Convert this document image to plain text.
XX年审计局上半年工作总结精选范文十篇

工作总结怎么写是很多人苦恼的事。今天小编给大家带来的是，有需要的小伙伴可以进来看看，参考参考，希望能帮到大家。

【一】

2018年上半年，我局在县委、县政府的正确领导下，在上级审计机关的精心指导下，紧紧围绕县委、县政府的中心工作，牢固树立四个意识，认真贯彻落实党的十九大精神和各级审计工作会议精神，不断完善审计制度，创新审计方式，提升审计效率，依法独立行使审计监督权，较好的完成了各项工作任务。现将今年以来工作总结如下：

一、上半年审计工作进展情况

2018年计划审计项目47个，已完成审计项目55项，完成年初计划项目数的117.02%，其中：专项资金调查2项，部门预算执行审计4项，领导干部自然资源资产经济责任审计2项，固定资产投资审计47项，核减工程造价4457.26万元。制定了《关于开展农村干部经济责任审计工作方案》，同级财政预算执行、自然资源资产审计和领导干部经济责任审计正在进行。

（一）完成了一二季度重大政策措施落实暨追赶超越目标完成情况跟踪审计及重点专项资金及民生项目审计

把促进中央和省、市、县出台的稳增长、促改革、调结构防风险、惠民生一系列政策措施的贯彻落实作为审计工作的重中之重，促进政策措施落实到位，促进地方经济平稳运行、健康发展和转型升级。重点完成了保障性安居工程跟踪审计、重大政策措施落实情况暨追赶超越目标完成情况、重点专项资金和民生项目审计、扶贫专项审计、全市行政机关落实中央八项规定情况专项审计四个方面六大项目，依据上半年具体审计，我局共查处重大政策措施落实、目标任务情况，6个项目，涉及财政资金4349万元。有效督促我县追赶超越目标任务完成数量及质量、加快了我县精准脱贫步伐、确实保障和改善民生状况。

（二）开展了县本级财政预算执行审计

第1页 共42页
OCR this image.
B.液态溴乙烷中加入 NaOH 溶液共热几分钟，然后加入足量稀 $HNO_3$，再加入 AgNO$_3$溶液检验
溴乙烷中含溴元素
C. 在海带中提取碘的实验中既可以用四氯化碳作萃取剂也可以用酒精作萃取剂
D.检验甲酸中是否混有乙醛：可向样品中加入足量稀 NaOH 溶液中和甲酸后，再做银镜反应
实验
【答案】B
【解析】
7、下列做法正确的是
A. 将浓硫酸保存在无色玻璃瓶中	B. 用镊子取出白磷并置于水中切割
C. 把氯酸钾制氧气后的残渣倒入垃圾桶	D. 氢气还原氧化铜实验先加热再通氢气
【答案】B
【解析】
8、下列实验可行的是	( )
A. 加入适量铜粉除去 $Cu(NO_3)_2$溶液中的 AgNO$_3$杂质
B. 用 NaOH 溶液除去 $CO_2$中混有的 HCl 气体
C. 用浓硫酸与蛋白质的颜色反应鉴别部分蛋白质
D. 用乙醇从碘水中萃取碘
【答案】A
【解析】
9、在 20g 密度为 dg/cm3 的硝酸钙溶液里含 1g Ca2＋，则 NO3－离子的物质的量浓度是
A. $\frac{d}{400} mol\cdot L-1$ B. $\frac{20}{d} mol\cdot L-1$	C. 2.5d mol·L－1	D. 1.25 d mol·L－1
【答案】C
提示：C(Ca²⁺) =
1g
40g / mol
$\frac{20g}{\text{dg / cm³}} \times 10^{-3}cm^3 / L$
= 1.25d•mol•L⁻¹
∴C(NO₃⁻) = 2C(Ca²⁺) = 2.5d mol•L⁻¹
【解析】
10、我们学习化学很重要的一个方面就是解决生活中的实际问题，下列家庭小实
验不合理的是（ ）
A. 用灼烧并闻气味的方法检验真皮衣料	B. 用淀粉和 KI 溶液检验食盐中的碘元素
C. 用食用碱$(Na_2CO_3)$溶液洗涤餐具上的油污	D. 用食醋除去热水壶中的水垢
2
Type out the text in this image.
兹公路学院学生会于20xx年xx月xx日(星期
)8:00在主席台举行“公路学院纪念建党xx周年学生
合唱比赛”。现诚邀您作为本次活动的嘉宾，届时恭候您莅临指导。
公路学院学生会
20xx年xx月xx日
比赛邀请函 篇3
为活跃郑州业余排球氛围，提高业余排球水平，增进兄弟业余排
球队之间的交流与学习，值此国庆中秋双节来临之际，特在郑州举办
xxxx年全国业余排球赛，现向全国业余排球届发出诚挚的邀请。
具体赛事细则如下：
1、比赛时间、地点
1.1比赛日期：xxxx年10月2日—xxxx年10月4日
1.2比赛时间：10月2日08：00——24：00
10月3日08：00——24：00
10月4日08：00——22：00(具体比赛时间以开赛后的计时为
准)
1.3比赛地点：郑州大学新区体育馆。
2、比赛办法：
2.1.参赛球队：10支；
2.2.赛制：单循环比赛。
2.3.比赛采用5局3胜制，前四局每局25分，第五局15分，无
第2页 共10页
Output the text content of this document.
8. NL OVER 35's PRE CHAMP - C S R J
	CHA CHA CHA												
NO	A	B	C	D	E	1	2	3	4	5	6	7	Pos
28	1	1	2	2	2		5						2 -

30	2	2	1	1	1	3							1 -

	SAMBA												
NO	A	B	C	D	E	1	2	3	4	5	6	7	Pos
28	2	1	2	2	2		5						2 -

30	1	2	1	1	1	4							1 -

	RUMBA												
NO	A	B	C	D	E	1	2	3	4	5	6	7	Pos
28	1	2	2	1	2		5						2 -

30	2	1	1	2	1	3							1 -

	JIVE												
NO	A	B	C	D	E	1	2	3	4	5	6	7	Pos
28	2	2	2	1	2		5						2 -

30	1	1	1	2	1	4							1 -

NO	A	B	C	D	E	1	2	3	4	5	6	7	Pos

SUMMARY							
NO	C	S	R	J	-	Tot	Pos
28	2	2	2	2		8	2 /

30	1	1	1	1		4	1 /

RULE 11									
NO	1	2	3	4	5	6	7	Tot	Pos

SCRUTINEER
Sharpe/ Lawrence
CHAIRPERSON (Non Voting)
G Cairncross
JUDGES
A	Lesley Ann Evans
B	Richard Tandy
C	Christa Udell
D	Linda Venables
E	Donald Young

※

Look through the material and copy each line that has "document".

• COMPLETE ANSWER:
Convert this document image to plain text.
Output the text content of this document.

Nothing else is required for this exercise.